The task
Locate each line below that includes "JSON" and reproduce it.

Records from a data source
▽

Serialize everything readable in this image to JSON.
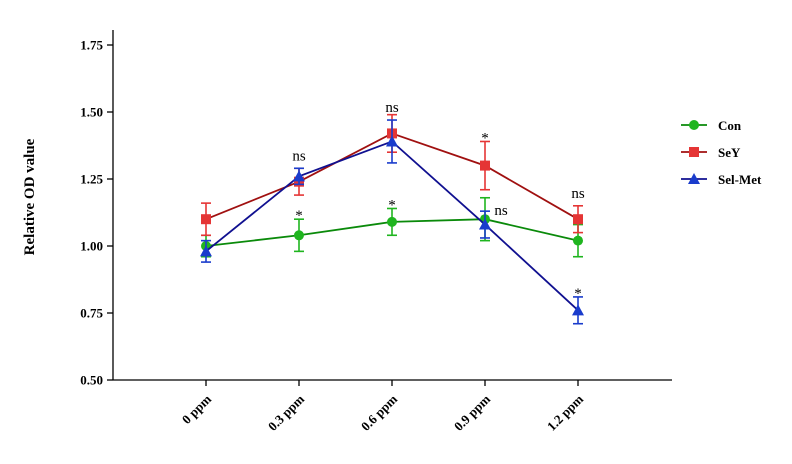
{
  "chart_data": {
    "type": "line",
    "xlabel": "",
    "ylabel": "Relative OD value",
    "categories": [
      "0 ppm",
      "0.3 ppm",
      "0.6 ppm",
      "0.9 ppm",
      "1.2 ppm"
    ],
    "ylim": [
      0.5,
      1.75
    ],
    "yticks": [
      "0.50",
      "0.75",
      "1.00",
      "1.25",
      "1.50",
      "1.75"
    ],
    "ytick_values": [
      0.5,
      0.75,
      1.0,
      1.25,
      1.5,
      1.75
    ],
    "grid": false,
    "legend_position": "right",
    "series": [
      {
        "name": "Con",
        "marker": "circle",
        "line_color": "#0a8a0a",
        "marker_color": "#1fb51f",
        "values": [
          1.0,
          1.04,
          1.09,
          1.1,
          1.02
        ],
        "errors": [
          0.04,
          0.06,
          0.05,
          0.08,
          0.06
        ],
        "annotations": [
          "",
          "*",
          "*",
          "",
          ""
        ]
      },
      {
        "name": "SeY",
        "marker": "square",
        "line_color": "#a01010",
        "marker_color": "#e53535",
        "values": [
          1.1,
          1.24,
          1.42,
          1.3,
          1.1
        ],
        "errors": [
          0.06,
          0.05,
          0.07,
          0.09,
          0.05
        ],
        "annotations": [
          "",
          "",
          "",
          "*",
          "ns"
        ]
      },
      {
        "name": "Sel-Met",
        "marker": "triangle",
        "line_color": "#101090",
        "marker_color": "#1a3ccc",
        "values": [
          0.98,
          1.26,
          1.39,
          1.08,
          0.76
        ],
        "errors": [
          0.04,
          0.03,
          0.08,
          0.05,
          0.05
        ],
        "annotations": [
          "",
          "ns",
          "ns",
          "ns",
          "*"
        ]
      }
    ]
  }
}
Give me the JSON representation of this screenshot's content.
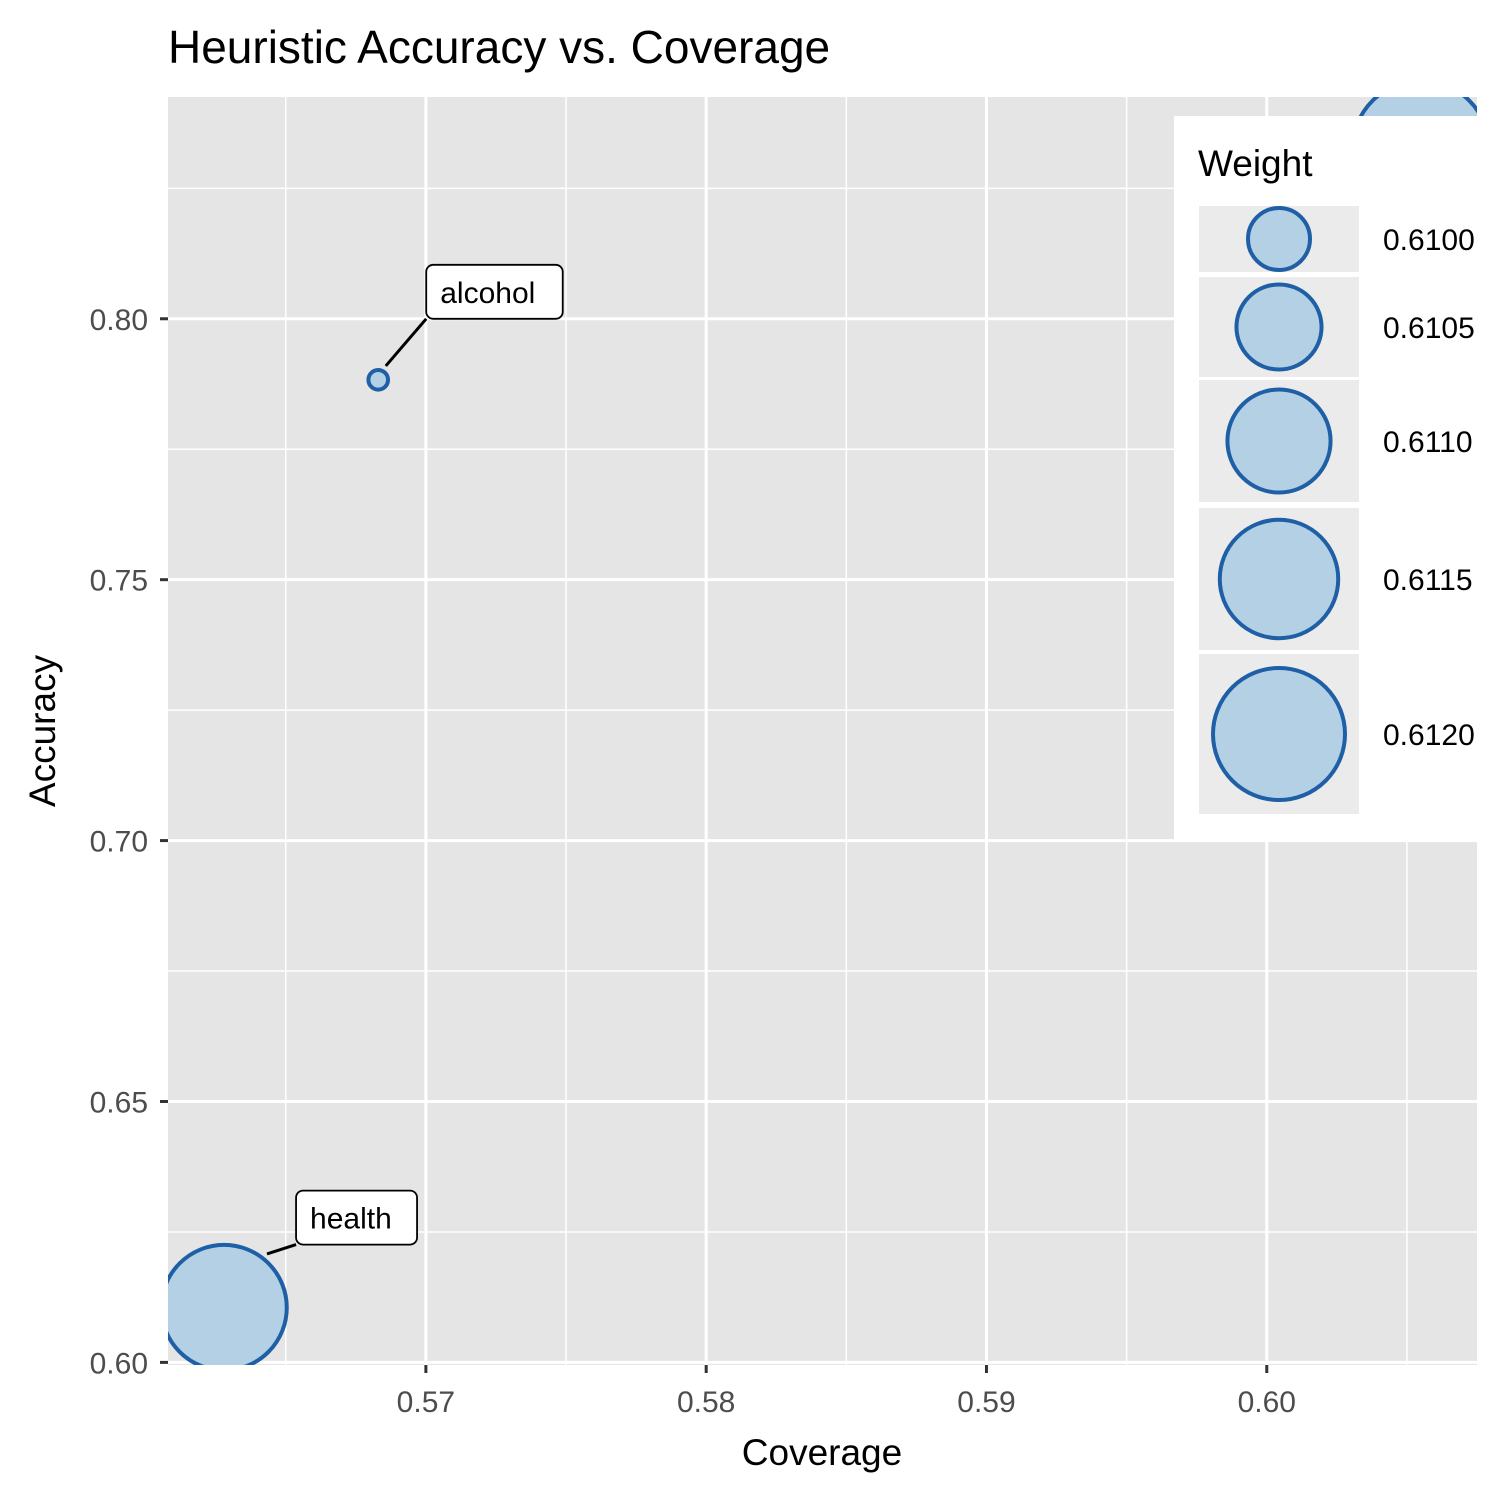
{
  "chart_data": {
    "type": "scatter",
    "title": "Heuristic Accuracy vs. Coverage",
    "xlabel": "Coverage",
    "ylabel": "Accuracy",
    "xlim": [
      0.5608,
      0.6075
    ],
    "ylim": [
      0.5995,
      0.8425
    ],
    "x_ticks": [
      0.57,
      0.58,
      0.59,
      0.6
    ],
    "x_tick_labels": [
      "0.57",
      "0.58",
      "0.59",
      "0.60"
    ],
    "y_ticks": [
      0.6,
      0.65,
      0.7,
      0.75,
      0.8
    ],
    "y_tick_labels": [
      "0.60",
      "0.65",
      "0.70",
      "0.75",
      "0.80"
    ],
    "grid": true,
    "size_variable": "Weight",
    "points": [
      {
        "label": "alcohol",
        "x": 0.5683,
        "y": 0.7883,
        "weight": 0.60955
      },
      {
        "label": "health",
        "x": 0.5628,
        "y": 0.6105,
        "weight": 0.61175
      },
      {
        "label": "",
        "x": 0.6055,
        "y": 0.8325,
        "weight": 0.6122
      }
    ],
    "legend": {
      "title": "Weight",
      "position": "top-right",
      "entries": [
        {
          "label": "0.6100",
          "value": 0.61
        },
        {
          "label": "0.6105",
          "value": 0.6105
        },
        {
          "label": "0.6110",
          "value": 0.611
        },
        {
          "label": "0.6115",
          "value": 0.6115
        },
        {
          "label": "0.6120",
          "value": 0.612
        }
      ]
    },
    "colors": {
      "panel_background": "#e5e5e5",
      "grid": "#ffffff",
      "point_fill": "#b3d0e5",
      "point_stroke": "#1f5fa6"
    }
  }
}
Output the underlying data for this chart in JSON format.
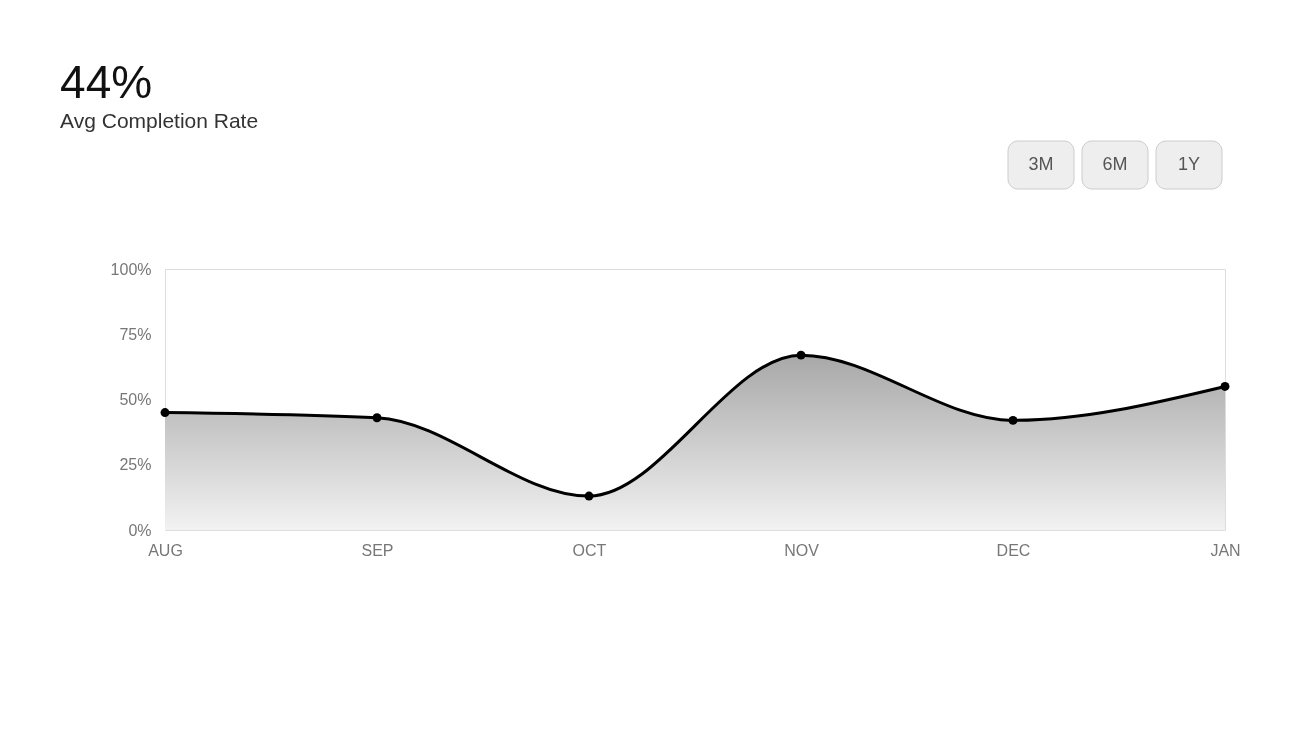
{
  "chart_data": {
    "type": "area",
    "title": "44%",
    "subtitle": "Avg Completion Rate",
    "annotations": [
      "3M",
      "6M",
      "1Y"
    ],
    "categories": [
      "AUG",
      "SEP",
      "OCT",
      "NOV",
      "DEC",
      "JAN"
    ],
    "series": [
      {
        "color": "#000000",
        "values": [
          45,
          43,
          13,
          67,
          42,
          55
        ]
      }
    ],
    "ylim": [
      0,
      100
    ],
    "yticks": [
      {
        "value": 0,
        "label": "0%"
      },
      {
        "value": 25,
        "label": "25%"
      },
      {
        "value": 50,
        "label": "50%"
      },
      {
        "value": 75,
        "label": "75%"
      },
      {
        "value": 100,
        "label": "100%"
      }
    ],
    "grid": false,
    "marker": "circle"
  }
}
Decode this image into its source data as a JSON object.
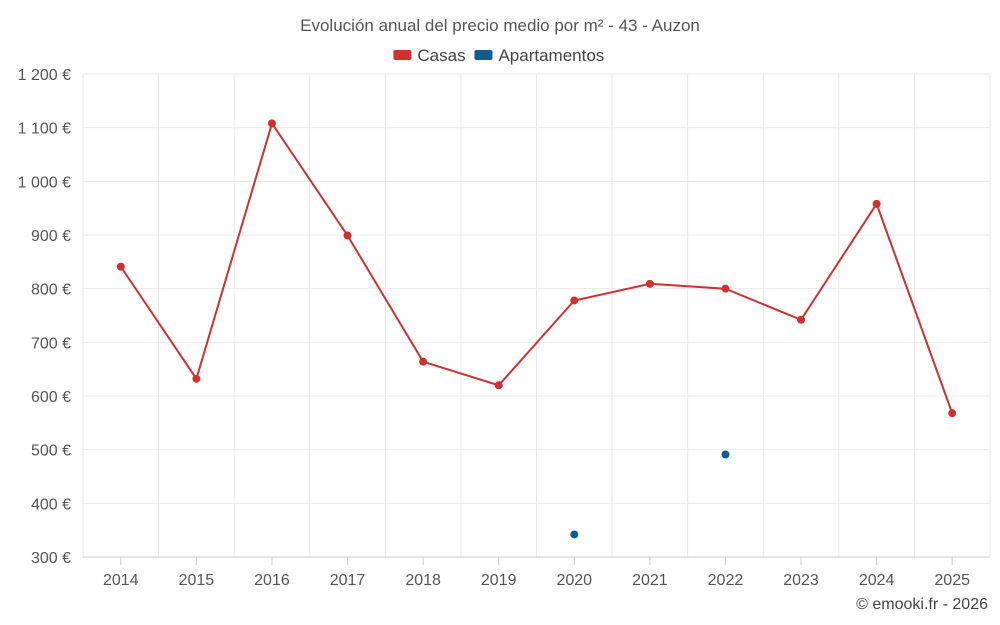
{
  "chart_data": {
    "type": "line",
    "title": "Evolución anual del precio medio por m² - 43 - Auzon",
    "categories": [
      "2014",
      "2015",
      "2016",
      "2017",
      "2018",
      "2019",
      "2020",
      "2021",
      "2022",
      "2023",
      "2024",
      "2025"
    ],
    "series": [
      {
        "name": "Casas",
        "color": "#d32f2f",
        "values": [
          841,
          632,
          1108,
          899,
          664,
          620,
          778,
          809,
          800,
          742,
          958,
          568
        ]
      },
      {
        "name": "Apartamentos",
        "color": "#0b5d94",
        "values": [
          null,
          null,
          null,
          null,
          null,
          null,
          342,
          null,
          491,
          null,
          null,
          null
        ]
      }
    ],
    "ylim": [
      300,
      1200
    ],
    "yticks": [
      300,
      400,
      500,
      600,
      700,
      800,
      900,
      1000,
      1100,
      1200
    ],
    "ytick_labels": [
      "300 €",
      "400 €",
      "500 €",
      "600 €",
      "700 €",
      "800 €",
      "900 €",
      "1 000 €",
      "1 100 €",
      "1 200 €"
    ],
    "grid": true,
    "legend_position": "top-center"
  },
  "credit": "© emooki.fr - 2026"
}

△

Exercise result
Serialize everything readable in this image to JSON.
Give me the JSON representation of this screenshot's content.
Output the underlying data for this chart in JSON format.
Decode this image into its source data as a JSON object.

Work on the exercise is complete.